> _Problem_
Quote all entries in full, exactly.

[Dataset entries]
- - - - - - -
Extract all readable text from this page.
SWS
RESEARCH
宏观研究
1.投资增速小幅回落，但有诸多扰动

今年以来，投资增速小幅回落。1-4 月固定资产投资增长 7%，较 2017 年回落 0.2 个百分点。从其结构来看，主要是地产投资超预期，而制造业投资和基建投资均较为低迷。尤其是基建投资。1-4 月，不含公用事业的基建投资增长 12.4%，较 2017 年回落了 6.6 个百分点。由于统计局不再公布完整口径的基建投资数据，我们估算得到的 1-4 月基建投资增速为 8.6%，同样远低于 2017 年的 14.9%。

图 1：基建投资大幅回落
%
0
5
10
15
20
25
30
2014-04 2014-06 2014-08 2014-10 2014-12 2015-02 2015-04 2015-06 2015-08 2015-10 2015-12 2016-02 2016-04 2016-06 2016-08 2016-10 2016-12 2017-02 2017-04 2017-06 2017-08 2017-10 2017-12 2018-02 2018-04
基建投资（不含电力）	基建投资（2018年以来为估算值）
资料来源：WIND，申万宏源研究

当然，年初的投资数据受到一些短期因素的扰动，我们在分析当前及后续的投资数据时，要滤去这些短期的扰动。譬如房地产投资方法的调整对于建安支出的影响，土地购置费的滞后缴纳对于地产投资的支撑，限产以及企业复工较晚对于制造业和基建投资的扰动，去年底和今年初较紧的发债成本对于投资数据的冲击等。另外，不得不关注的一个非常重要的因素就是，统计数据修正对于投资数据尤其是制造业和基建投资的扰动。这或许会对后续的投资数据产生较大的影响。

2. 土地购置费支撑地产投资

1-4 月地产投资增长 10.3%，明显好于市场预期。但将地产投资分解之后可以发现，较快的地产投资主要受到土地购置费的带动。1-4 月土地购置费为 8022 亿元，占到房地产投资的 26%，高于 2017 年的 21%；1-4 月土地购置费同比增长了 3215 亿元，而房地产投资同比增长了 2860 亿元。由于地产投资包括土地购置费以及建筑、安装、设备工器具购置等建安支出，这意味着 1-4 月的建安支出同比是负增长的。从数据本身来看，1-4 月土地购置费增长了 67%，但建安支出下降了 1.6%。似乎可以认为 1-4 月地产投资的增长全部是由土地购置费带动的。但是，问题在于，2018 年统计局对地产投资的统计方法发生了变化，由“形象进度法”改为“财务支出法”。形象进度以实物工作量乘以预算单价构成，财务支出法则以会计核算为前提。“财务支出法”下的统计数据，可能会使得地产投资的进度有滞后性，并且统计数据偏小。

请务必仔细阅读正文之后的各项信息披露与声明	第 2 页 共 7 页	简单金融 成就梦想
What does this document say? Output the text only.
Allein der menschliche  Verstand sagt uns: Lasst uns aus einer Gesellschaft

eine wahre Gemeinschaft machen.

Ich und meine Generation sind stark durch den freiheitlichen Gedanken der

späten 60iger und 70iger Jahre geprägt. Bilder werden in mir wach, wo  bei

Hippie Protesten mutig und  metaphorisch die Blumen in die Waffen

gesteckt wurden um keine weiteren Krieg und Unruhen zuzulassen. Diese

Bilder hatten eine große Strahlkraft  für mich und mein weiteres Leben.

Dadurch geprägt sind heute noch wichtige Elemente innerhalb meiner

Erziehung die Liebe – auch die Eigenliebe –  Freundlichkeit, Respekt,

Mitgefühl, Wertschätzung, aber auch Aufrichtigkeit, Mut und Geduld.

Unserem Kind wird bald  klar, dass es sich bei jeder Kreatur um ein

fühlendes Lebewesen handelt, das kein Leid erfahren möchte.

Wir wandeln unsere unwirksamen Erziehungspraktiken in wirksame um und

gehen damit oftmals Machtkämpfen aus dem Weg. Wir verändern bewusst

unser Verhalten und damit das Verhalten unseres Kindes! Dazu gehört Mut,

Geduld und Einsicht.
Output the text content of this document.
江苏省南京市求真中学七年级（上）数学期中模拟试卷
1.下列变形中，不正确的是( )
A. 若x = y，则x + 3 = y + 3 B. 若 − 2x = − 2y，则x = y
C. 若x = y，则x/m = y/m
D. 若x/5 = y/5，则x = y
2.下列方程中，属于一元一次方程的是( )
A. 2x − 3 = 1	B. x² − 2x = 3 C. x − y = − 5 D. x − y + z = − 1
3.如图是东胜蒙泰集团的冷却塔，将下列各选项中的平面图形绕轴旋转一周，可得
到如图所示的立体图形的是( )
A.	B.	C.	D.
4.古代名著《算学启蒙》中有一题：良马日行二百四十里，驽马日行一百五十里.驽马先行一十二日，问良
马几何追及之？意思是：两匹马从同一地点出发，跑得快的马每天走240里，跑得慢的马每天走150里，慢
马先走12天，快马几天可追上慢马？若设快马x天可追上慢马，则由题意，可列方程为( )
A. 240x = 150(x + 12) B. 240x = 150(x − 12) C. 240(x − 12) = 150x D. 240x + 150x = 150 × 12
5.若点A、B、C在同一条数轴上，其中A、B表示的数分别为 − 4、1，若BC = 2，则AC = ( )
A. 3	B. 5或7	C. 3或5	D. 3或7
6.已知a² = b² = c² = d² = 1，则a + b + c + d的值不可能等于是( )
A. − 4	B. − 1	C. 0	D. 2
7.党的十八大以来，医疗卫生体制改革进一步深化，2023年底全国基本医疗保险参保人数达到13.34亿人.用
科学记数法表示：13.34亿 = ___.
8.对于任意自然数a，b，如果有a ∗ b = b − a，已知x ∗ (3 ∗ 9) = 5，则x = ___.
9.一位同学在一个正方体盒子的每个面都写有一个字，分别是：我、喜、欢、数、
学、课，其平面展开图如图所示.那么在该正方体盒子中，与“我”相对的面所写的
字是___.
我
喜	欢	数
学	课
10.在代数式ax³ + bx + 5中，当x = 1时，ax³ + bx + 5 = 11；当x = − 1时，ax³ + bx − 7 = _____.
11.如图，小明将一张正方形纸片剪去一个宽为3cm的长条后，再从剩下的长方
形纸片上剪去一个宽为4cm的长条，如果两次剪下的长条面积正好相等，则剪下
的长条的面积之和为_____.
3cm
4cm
- - - - - - -
> _Expected answer_
Extract all readable text from this page.
SWS
RESEARCH
宏观研究
1.投资增速小幅回落，但有诸多扰动

今年以来，投资增速小幅回落。1-4 月固定资产投资增长 7%，较 2017 年回落 0.2 个百分点。从其结构来看，主要是地产投资超预期，而制造业投资和基建投资均较为低迷。尤其是基建投资。1-4 月，不含公用事业的基建投资增长 12.4%，较 2017 年回落了 6.6 个百分点。由于统计局不再公布完整口径的基建投资数据，我们估算得到的 1-4 月基建投资增速为 8.6%，同样远低于 2017 年的 14.9%。

图 1：基建投资大幅回落
%
0
5
10
15
20
25
30
2014-04 2014-06 2014-08 2014-10 2014-12 2015-02 2015-04 2015-06 2015-08 2015-10 2015-12 2016-02 2016-04 2016-06 2016-08 2016-10 2016-12 2017-02 2017-04 2017-06 2017-08 2017-10 2017-12 2018-02 2018-04
基建投资（不含电力）	基建投资（2018年以来为估算值）
资料来源：WIND，申万宏源研究

当然，年初的投资数据受到一些短期因素的扰动，我们在分析当前及后续的投资数据时，要滤去这些短期的扰动。譬如房地产投资方法的调整对于建安支出的影响，土地购置费的滞后缴纳对于地产投资的支撑，限产以及企业复工较晚对于制造业和基建投资的扰动，去年底和今年初较紧的发债成本对于投资数据的冲击等。另外，不得不关注的一个非常重要的因素就是，统计数据修正对于投资数据尤其是制造业和基建投资的扰动。这或许会对后续的投资数据产生较大的影响。

2. 土地购置费支撑地产投资

1-4 月地产投资增长 10.3%，明显好于市场预期。但将地产投资分解之后可以发现，较快的地产投资主要受到土地购置费的带动。1-4 月土地购置费为 8022 亿元，占到房地产投资的 26%，高于 2017 年的 21%；1-4 月土地购置费同比增长了 3215 亿元，而房地产投资同比增长了 2860 亿元。由于地产投资包括土地购置费以及建筑、安装、设备工器具购置等建安支出，这意味着 1-4 月的建安支出同比是负增长的。从数据本身来看，1-4 月土地购置费增长了 67%，但建安支出下降了 1.6%。似乎可以认为 1-4 月地产投资的增长全部是由土地购置费带动的。但是，问题在于，2018 年统计局对地产投资的统计方法发生了变化，由“形象进度法”改为“财务支出法”。形象进度以实物工作量乘以预算单价构成，财务支出法则以会计核算为前提。“财务支出法”下的统计数据，可能会使得地产投资的进度有滞后性，并且统计数据偏小。

请务必仔细阅读正文之后的各项信息披露与声明	第 2 页 共 7 页	简单金融 成就梦想
What does this document say? Output the text only.
Allein der menschliche  Verstand sagt uns: Lasst uns aus einer Gesellschaft

eine wahre Gemeinschaft machen.

Ich und meine Generation sind stark durch den freiheitlichen Gedanken der

späten 60iger und 70iger Jahre geprägt. Bilder werden in mir wach, wo  bei

Hippie Protesten mutig und  metaphorisch die Blumen in die Waffen

gesteckt wurden um keine weiteren Krieg und Unruhen zuzulassen. Diese

Bilder hatten eine große Strahlkraft  für mich und mein weiteres Leben.

Dadurch geprägt sind heute noch wichtige Elemente innerhalb meiner

Erziehung die Liebe – auch die Eigenliebe –  Freundlichkeit, Respekt,

Mitgefühl, Wertschätzung, aber auch Aufrichtigkeit, Mut und Geduld.

Unserem Kind wird bald  klar, dass es sich bei jeder Kreatur um ein

fühlendes Lebewesen handelt, das kein Leid erfahren möchte.

Wir wandeln unsere unwirksamen Erziehungspraktiken in wirksame um und

gehen damit oftmals Machtkämpfen aus dem Weg. Wir verändern bewusst

unser Verhalten und damit das Verhalten unseres Kindes! Dazu gehört Mut,

Geduld und Einsicht.
Output the text content of this document.
江苏省南京市求真中学七年级（上）数学期中模拟试卷
1.下列变形中，不正确的是( )
A. 若x = y，则x + 3 = y + 3 B. 若 − 2x = − 2y，则x = y
C. 若x = y，则x/m = y/m
D. 若x/5 = y/5，则x = y
2.下列方程中，属于一元一次方程的是( )
A. 2x − 3 = 1	B. x² − 2x = 3 C. x − y = − 5 D. x − y + z = − 1
3.如图是东胜蒙泰集团的冷却塔，将下列各选项中的平面图形绕轴旋转一周，可得
到如图所示的立体图形的是( )
A.	B.	C.	D.
4.古代名著《算学启蒙》中有一题：良马日行二百四十里，驽马日行一百五十里.驽马先行一十二日，问良
马几何追及之？意思是：两匹马从同一地点出发，跑得快的马每天走240里，跑得慢的马每天走150里，慢
马先走12天，快马几天可追上慢马？若设快马x天可追上慢马，则由题意，可列方程为( )
A. 240x = 150(x + 12) B. 240x = 150(x − 12) C. 240(x − 12) = 150x D. 240x + 150x = 150 × 12
5.若点A、B、C在同一条数轴上，其中A、B表示的数分别为 − 4、1，若BC = 2，则AC = ( )
A. 3	B. 5或7	C. 3或5	D. 3或7
6.已知a² = b² = c² = d² = 1，则a + b + c + d的值不可能等于是( )
A. − 4	B. − 1	C. 0	D. 2
7.党的十八大以来，医疗卫生体制改革进一步深化，2023年底全国基本医疗保险参保人数达到13.34亿人.用
科学记数法表示：13.34亿 = ___.
8.对于任意自然数a，b，如果有a ∗ b = b − a，已知x ∗ (3 ∗ 9) = 5，则x = ___.
9.一位同学在一个正方体盒子的每个面都写有一个字，分别是：我、喜、欢、数、
学、课，其平面展开图如图所示.那么在该正方体盒子中，与“我”相对的面所写的
字是___.
我
喜	欢	数
学	课
10.在代数式ax³ + bx + 5中，当x = 1时，ax³ + bx + 5 = 11；当x = − 1时，ax³ + bx − 7 = _____.
11.如图，小明将一张正方形纸片剪去一个宽为3cm的长条后，再从剩下的长方
形纸片上剪去一个宽为4cm的长条，如果两次剪下的长条面积正好相等，则剪下
的长条的面积之和为_____.
3cm
4cm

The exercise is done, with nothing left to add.